— Begin RECORDS SUPPLIED —

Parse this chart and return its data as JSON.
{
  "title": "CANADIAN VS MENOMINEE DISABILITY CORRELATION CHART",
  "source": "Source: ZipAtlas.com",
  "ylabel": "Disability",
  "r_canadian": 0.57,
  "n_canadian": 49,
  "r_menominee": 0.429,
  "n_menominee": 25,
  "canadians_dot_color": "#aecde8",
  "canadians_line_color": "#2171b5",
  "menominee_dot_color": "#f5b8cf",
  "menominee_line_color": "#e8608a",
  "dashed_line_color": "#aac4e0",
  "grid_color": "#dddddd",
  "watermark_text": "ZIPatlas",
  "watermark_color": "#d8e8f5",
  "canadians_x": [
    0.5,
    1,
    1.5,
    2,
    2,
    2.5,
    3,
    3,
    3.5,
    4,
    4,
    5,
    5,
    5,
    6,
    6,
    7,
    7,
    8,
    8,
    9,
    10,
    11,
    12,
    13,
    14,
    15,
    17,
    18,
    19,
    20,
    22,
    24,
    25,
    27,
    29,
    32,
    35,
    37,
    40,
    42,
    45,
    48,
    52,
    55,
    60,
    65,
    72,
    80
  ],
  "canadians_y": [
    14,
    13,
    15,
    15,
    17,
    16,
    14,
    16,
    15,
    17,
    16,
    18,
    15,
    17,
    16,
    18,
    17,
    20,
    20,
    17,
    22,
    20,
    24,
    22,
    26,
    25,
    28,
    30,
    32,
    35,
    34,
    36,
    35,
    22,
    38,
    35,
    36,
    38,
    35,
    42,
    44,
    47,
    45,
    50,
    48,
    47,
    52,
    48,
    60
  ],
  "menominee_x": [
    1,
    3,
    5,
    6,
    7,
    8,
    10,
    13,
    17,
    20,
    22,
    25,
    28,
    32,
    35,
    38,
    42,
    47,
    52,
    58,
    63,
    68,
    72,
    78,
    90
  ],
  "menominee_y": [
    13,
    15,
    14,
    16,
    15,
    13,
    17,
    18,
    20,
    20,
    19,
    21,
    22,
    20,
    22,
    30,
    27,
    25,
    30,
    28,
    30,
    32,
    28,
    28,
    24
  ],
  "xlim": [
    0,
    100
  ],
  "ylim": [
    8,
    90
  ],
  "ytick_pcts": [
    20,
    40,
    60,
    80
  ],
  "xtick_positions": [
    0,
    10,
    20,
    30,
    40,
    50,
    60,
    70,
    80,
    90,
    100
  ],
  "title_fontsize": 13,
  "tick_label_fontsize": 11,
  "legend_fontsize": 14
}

— End RECORDS SUPPLIED —

__WHAT THE TASK ASKS__:
Take the material above and return all of it exactly.

__SOLVED EXERCISE__:
Parse this chart and return its data as JSON.
{
  "title": "CANADIAN VS MENOMINEE DISABILITY CORRELATION CHART",
  "source": "Source: ZipAtlas.com",
  "ylabel": "Disability",
  "r_canadian": 0.57,
  "n_canadian": 49,
  "r_menominee": 0.429,
  "n_menominee": 25,
  "canadians_dot_color": "#aecde8",
  "canadians_line_color": "#2171b5",
  "menominee_dot_color": "#f5b8cf",
  "menominee_line_color": "#e8608a",
  "dashed_line_color": "#aac4e0",
  "grid_color": "#dddddd",
  "watermark_text": "ZIPatlas",
  "watermark_color": "#d8e8f5",
  "canadians_x": [
    0.5,
    1,
    1.5,
    2,
    2,
    2.5,
    3,
    3,
    3.5,
    4,
    4,
    5,
    5,
    5,
    6,
    6,
    7,
    7,
    8,
    8,
    9,
    10,
    11,
    12,
    13,
    14,
    15,
    17,
    18,
    19,
    20,
    22,
    24,
    25,
    27,
    29,
    32,
    35,
    37,
    40,
    42,
    45,
    48,
    52,
    55,
    60,
    65,
    72,
    80
  ],
  "canadians_y": [
    14,
    13,
    15,
    15,
    17,
    16,
    14,
    16,
    15,
    17,
    16,
    18,
    15,
    17,
    16,
    18,
    17,
    20,
    20,
    17,
    22,
    20,
    24,
    22,
    26,
    25,
    28,
    30,
    32,
    35,
    34,
    36,
    35,
    22,
    38,
    35,
    36,
    38,
    35,
    42,
    44,
    47,
    45,
    50,
    48,
    47,
    52,
    48,
    60
  ],
  "menominee_x": [
    1,
    3,
    5,
    6,
    7,
    8,
    10,
    13,
    17,
    20,
    22,
    25,
    28,
    32,
    35,
    38,
    42,
    47,
    52,
    58,
    63,
    68,
    72,
    78,
    90
  ],
  "menominee_y": [
    13,
    15,
    14,
    16,
    15,
    13,
    17,
    18,
    20,
    20,
    19,
    21,
    22,
    20,
    22,
    30,
    27,
    25,
    30,
    28,
    30,
    32,
    28,
    28,
    24
  ],
  "xlim": [
    0,
    100
  ],
  "ylim": [
    8,
    90
  ],
  "ytick_pcts": [
    20,
    40,
    60,
    80
  ],
  "xtick_positions": [
    0,
    10,
    20,
    30,
    40,
    50,
    60,
    70,
    80,
    90,
    100
  ],
  "title_fontsize": 13,
  "tick_label_fontsize": 11,
  "legend_fontsize": 14
}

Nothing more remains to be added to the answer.